Task description. Repeat every line exactly, keeping the pictures out of the copy.

Working data.
----------------

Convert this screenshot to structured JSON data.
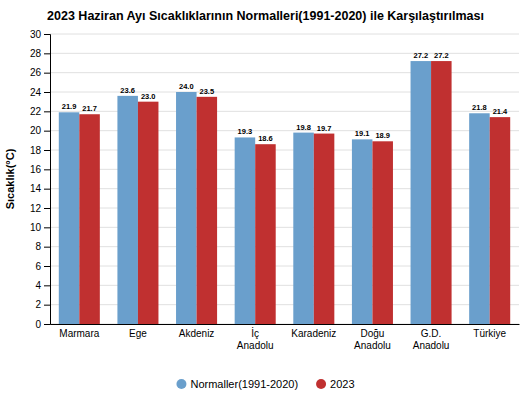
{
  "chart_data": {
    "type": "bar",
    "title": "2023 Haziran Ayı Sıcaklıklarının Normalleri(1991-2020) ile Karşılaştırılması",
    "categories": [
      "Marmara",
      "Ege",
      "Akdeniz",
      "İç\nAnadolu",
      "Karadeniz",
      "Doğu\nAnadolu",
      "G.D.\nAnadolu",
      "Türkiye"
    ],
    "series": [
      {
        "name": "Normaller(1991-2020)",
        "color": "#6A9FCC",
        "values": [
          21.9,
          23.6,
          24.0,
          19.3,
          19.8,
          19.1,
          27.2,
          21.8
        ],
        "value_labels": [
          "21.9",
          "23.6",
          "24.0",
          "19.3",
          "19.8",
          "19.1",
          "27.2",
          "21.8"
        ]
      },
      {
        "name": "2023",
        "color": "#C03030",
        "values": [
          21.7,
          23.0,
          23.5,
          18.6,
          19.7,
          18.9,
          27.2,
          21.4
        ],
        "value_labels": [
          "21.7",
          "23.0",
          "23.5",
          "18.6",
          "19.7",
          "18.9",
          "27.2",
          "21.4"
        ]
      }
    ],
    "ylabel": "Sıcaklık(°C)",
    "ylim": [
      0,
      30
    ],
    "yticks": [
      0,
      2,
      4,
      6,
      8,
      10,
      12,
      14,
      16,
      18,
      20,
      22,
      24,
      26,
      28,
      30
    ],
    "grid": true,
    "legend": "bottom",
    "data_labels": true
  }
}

----------------

Full response.
Convert this screenshot to structured JSON data.
{
  "chart_data": {
    "type": "bar",
    "title": "2023 Haziran Ayı Sıcaklıklarının Normalleri(1991-2020) ile Karşılaştırılması",
    "categories": [
      "Marmara",
      "Ege",
      "Akdeniz",
      "İç\nAnadolu",
      "Karadeniz",
      "Doğu\nAnadolu",
      "G.D.\nAnadolu",
      "Türkiye"
    ],
    "series": [
      {
        "name": "Normaller(1991-2020)",
        "color": "#6A9FCC",
        "values": [
          21.9,
          23.6,
          24.0,
          19.3,
          19.8,
          19.1,
          27.2,
          21.8
        ],
        "value_labels": [
          "21.9",
          "23.6",
          "24.0",
          "19.3",
          "19.8",
          "19.1",
          "27.2",
          "21.8"
        ]
      },
      {
        "name": "2023",
        "color": "#C03030",
        "values": [
          21.7,
          23.0,
          23.5,
          18.6,
          19.7,
          18.9,
          27.2,
          21.4
        ],
        "value_labels": [
          "21.7",
          "23.0",
          "23.5",
          "18.6",
          "19.7",
          "18.9",
          "27.2",
          "21.4"
        ]
      }
    ],
    "ylabel": "Sıcaklık(°C)",
    "ylim": [
      0,
      30
    ],
    "yticks": [
      0,
      2,
      4,
      6,
      8,
      10,
      12,
      14,
      16,
      18,
      20,
      22,
      24,
      26,
      28,
      30
    ],
    "grid": true,
    "legend": "bottom",
    "data_labels": true
  }
}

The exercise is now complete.